[Saved entries]
▼
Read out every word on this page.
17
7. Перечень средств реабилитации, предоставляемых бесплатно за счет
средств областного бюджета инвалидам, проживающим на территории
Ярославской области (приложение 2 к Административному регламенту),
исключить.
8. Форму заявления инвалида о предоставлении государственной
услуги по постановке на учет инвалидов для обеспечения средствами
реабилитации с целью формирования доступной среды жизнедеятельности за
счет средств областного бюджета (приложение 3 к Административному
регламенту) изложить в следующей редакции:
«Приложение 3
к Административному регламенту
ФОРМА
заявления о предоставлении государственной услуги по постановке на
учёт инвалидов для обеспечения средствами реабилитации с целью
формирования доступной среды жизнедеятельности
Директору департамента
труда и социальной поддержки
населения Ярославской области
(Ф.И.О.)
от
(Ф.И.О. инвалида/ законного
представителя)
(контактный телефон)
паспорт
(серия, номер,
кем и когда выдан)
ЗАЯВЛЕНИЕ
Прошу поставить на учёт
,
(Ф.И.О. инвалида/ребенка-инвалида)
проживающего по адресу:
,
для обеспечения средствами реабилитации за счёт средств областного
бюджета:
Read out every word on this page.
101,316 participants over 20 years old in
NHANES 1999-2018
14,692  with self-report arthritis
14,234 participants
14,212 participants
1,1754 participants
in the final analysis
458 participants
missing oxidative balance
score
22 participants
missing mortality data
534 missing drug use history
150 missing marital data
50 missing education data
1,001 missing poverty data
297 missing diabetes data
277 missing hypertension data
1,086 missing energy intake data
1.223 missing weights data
▲
Goal
Copy out every entry again, exactly as it was given.

Complete response
Read out every word on this page.
17
7. Перечень средств реабилитации, предоставляемых бесплатно за счет
средств областного бюджета инвалидам, проживающим на территории
Ярославской области (приложение 2 к Административному регламенту),
исключить.
8. Форму заявления инвалида о предоставлении государственной
услуги по постановке на учет инвалидов для обеспечения средствами
реабилитации с целью формирования доступной среды жизнедеятельности за
счет средств областного бюджета (приложение 3 к Административному
регламенту) изложить в следующей редакции:
«Приложение 3
к Административному регламенту
ФОРМА
заявления о предоставлении государственной услуги по постановке на
учёт инвалидов для обеспечения средствами реабилитации с целью
формирования доступной среды жизнедеятельности
Директору департамента
труда и социальной поддержки
населения Ярославской области
(Ф.И.О.)
от
(Ф.И.О. инвалида/ законного
представителя)
(контактный телефон)
паспорт
(серия, номер,
кем и когда выдан)
ЗАЯВЛЕНИЕ
Прошу поставить на учёт
,
(Ф.И.О. инвалида/ребенка-инвалида)
проживающего по адресу:
,
для обеспечения средствами реабилитации за счёт средств областного
бюджета:
Read out every word on this page.
101,316 participants over 20 years old in
NHANES 1999-2018
14,692  with self-report arthritis
14,234 participants
14,212 participants
1,1754 participants
in the final analysis
458 participants
missing oxidative balance
score
22 participants
missing mortality data
534 missing drug use history
150 missing marital data
50 missing education data
1,001 missing poverty data
297 missing diabetes data
277 missing hypertension data
1,086 missing energy intake data
1.223 missing weights data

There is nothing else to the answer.